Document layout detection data
—————
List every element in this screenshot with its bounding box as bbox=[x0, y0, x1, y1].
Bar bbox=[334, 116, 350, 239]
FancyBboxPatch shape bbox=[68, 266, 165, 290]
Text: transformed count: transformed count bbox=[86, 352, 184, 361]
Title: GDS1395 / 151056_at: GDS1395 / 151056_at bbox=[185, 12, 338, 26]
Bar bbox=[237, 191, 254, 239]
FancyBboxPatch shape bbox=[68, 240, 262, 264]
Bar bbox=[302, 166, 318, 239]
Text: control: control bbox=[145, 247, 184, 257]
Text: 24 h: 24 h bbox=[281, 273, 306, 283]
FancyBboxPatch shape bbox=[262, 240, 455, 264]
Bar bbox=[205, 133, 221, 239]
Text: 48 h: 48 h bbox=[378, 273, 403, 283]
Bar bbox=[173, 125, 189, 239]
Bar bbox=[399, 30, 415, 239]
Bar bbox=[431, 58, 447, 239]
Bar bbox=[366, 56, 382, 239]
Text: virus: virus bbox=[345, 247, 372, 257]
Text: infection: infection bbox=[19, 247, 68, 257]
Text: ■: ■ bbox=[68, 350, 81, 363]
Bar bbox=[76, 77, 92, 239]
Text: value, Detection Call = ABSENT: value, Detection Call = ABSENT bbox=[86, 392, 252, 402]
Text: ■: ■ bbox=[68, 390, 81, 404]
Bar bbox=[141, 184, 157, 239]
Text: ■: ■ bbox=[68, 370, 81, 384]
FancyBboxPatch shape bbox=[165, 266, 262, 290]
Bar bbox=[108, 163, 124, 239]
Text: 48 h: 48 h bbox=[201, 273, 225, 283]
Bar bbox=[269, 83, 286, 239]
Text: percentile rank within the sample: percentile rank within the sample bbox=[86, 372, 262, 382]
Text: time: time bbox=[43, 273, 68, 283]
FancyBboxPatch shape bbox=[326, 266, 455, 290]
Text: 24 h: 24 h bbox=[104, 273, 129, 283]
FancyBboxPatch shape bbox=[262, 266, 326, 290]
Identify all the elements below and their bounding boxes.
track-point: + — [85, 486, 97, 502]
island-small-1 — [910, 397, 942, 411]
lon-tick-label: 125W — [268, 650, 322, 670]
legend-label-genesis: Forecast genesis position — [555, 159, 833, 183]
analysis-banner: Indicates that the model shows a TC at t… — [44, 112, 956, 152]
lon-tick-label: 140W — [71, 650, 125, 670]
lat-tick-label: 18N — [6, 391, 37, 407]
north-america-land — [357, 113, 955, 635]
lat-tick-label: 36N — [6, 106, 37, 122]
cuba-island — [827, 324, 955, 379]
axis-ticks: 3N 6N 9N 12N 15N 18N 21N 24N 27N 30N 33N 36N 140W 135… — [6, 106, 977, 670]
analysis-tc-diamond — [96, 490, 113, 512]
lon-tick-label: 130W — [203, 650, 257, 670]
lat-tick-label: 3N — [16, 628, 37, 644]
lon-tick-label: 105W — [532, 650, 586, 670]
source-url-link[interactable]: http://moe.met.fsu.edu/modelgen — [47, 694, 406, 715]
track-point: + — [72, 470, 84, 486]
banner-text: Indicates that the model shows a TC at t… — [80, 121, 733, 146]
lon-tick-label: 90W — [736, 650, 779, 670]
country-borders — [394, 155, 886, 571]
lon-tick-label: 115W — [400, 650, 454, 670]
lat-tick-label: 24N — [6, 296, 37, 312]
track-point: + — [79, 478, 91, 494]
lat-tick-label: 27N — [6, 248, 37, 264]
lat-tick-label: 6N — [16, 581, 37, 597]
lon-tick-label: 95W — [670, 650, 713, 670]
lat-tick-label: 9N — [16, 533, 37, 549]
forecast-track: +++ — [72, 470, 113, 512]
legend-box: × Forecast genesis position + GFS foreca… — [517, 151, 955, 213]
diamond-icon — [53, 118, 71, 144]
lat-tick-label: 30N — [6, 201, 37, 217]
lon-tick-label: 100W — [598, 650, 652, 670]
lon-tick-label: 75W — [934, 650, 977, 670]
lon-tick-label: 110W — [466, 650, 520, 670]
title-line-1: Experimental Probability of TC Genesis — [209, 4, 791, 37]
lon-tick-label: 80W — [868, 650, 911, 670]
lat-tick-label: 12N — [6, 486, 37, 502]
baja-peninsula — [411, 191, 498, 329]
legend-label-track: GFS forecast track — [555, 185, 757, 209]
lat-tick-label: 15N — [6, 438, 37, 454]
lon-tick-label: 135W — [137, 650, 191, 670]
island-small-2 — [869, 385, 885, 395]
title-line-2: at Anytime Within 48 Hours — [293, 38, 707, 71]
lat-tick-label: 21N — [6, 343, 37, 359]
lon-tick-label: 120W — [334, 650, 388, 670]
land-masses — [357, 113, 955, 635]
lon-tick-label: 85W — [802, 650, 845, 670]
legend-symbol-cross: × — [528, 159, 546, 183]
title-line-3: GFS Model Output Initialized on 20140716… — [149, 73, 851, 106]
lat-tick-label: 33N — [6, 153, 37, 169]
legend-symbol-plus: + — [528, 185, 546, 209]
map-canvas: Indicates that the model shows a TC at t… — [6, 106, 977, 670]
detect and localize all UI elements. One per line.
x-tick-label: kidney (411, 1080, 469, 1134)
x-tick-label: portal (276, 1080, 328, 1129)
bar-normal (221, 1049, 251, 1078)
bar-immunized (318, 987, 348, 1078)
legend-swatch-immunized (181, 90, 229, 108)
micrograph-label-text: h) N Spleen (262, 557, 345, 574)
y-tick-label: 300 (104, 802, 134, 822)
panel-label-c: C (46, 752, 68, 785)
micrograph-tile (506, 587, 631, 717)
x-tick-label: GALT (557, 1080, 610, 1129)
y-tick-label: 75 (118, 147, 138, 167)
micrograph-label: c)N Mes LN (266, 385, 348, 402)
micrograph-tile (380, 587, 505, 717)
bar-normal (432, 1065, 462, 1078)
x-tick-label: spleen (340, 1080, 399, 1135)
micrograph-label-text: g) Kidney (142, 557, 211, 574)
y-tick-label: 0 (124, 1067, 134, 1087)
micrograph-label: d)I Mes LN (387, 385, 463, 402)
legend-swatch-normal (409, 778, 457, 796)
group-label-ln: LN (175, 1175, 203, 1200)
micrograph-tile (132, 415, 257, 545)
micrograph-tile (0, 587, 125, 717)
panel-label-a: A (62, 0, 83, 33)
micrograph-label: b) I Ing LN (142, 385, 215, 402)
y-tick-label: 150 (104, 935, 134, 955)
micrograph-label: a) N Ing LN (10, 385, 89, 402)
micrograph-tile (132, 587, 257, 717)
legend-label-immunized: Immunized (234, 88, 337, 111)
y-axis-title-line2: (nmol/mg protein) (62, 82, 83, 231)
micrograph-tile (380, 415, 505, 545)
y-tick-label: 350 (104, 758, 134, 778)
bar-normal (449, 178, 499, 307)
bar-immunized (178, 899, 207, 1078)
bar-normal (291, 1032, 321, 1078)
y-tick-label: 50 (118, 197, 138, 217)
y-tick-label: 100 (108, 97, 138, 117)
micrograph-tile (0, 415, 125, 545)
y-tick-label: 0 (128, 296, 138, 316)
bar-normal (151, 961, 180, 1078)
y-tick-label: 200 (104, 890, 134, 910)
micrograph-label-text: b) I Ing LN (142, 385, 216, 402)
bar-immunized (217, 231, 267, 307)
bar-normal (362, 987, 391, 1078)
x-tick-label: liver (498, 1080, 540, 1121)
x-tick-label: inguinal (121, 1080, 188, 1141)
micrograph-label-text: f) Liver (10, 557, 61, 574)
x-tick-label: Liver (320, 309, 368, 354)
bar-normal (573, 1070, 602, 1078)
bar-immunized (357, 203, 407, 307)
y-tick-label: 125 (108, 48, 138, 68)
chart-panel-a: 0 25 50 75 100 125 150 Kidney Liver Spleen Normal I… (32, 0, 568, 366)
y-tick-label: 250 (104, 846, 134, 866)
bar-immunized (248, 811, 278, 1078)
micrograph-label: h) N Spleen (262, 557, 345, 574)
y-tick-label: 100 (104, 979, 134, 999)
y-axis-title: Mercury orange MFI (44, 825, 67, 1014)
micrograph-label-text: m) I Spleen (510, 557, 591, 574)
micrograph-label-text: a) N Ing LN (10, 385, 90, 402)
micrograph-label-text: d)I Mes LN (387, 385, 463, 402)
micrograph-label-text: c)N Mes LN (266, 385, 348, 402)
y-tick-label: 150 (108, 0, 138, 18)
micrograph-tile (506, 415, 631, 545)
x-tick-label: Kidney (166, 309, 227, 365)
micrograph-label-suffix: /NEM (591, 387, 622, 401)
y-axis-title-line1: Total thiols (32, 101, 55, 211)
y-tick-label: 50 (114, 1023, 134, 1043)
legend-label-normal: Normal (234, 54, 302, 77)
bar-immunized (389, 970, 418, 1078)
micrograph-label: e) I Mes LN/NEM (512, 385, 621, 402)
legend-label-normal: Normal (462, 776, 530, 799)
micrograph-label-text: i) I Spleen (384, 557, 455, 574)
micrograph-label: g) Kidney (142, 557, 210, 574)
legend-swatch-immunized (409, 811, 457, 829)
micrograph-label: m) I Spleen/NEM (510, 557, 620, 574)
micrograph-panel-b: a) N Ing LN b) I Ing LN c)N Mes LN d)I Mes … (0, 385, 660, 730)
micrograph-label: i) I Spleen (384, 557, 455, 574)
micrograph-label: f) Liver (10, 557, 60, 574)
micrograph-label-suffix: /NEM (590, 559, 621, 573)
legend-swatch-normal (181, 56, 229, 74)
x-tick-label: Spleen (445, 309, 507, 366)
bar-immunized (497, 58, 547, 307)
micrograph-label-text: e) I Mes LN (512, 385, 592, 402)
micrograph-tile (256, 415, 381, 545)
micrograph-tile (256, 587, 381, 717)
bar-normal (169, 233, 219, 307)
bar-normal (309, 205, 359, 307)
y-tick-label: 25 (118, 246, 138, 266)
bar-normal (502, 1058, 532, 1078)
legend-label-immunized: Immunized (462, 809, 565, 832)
—————
Gather and copy every line of the data in which the string "bounding" is found.

> **RESULT OF THE EXERCISE**
List every element in this screenshot with its bounding box as bbox=[x0, y0, x1, y1].
Identify all the elements below and their bounding boxes.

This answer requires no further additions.